◆ **TASK**
Without the pictures, set down the records below word for word.

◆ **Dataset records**
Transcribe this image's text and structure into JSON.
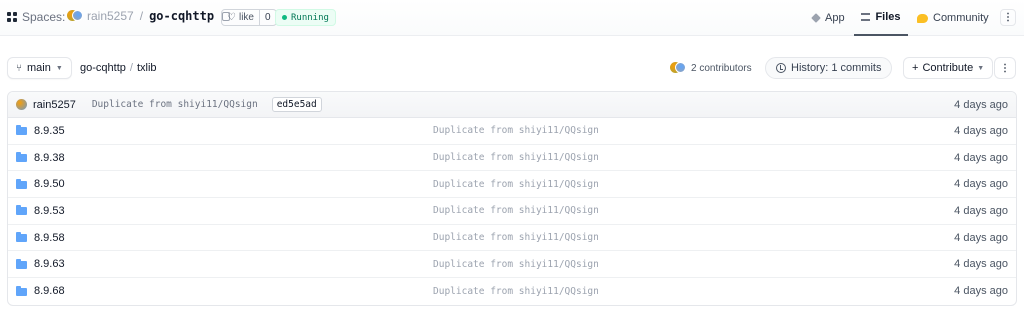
{
  "header": {
    "spaces_label": "Spaces:",
    "owner": "rain5257",
    "separator": "/",
    "repo": "go-cqhttp",
    "like_label": "like",
    "like_count": "0",
    "status": "Running",
    "status_color": "#10b981",
    "nav": {
      "app": "App",
      "files": "Files",
      "community": "Community"
    },
    "more": "⋮"
  },
  "toolbar": {
    "branch": "main",
    "path": [
      "go-cqhttp",
      "txlib"
    ],
    "path_separator": "/",
    "contributors": "2 contributors",
    "history": "History: 1 commits",
    "contribute": "Contribute",
    "more": "⋮"
  },
  "commit": {
    "author": "rain5257",
    "message": "Duplicate from shiyi11/QQsign",
    "hash": "ed5e5ad",
    "time": "4 days ago"
  },
  "files": [
    {
      "name": "8.9.35",
      "message": "Duplicate from shiyi11/QQsign",
      "time": "4 days ago"
    },
    {
      "name": "8.9.38",
      "message": "Duplicate from shiyi11/QQsign",
      "time": "4 days ago"
    },
    {
      "name": "8.9.50",
      "message": "Duplicate from shiyi11/QQsign",
      "time": "4 days ago"
    },
    {
      "name": "8.9.53",
      "message": "Duplicate from shiyi11/QQsign",
      "time": "4 days ago"
    },
    {
      "name": "8.9.58",
      "message": "Duplicate from shiyi11/QQsign",
      "time": "4 days ago"
    },
    {
      "name": "8.9.63",
      "message": "Duplicate from shiyi11/QQsign",
      "time": "4 days ago"
    },
    {
      "name": "8.9.68",
      "message": "Duplicate from shiyi11/QQsign",
      "time": "4 days ago"
    }
  ]
}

◆ **SOLUTION**
Transcribe this image's text and structure into JSON.
{
  "header": {
    "spaces_label": "Spaces:",
    "owner": "rain5257",
    "separator": "/",
    "repo": "go-cqhttp",
    "like_label": "like",
    "like_count": "0",
    "status": "Running",
    "status_color": "#10b981",
    "nav": {
      "app": "App",
      "files": "Files",
      "community": "Community"
    },
    "more": "⋮"
  },
  "toolbar": {
    "branch": "main",
    "path": [
      "go-cqhttp",
      "txlib"
    ],
    "path_separator": "/",
    "contributors": "2 contributors",
    "history": "History: 1 commits",
    "contribute": "Contribute",
    "more": "⋮"
  },
  "commit": {
    "author": "rain5257",
    "message": "Duplicate from shiyi11/QQsign",
    "hash": "ed5e5ad",
    "time": "4 days ago"
  },
  "files": [
    {
      "name": "8.9.35",
      "message": "Duplicate from shiyi11/QQsign",
      "time": "4 days ago"
    },
    {
      "name": "8.9.38",
      "message": "Duplicate from shiyi11/QQsign",
      "time": "4 days ago"
    },
    {
      "name": "8.9.50",
      "message": "Duplicate from shiyi11/QQsign",
      "time": "4 days ago"
    },
    {
      "name": "8.9.53",
      "message": "Duplicate from shiyi11/QQsign",
      "time": "4 days ago"
    },
    {
      "name": "8.9.58",
      "message": "Duplicate from shiyi11/QQsign",
      "time": "4 days ago"
    },
    {
      "name": "8.9.63",
      "message": "Duplicate from shiyi11/QQsign",
      "time": "4 days ago"
    },
    {
      "name": "8.9.68",
      "message": "Duplicate from shiyi11/QQsign",
      "time": "4 days ago"
    }
  ]
}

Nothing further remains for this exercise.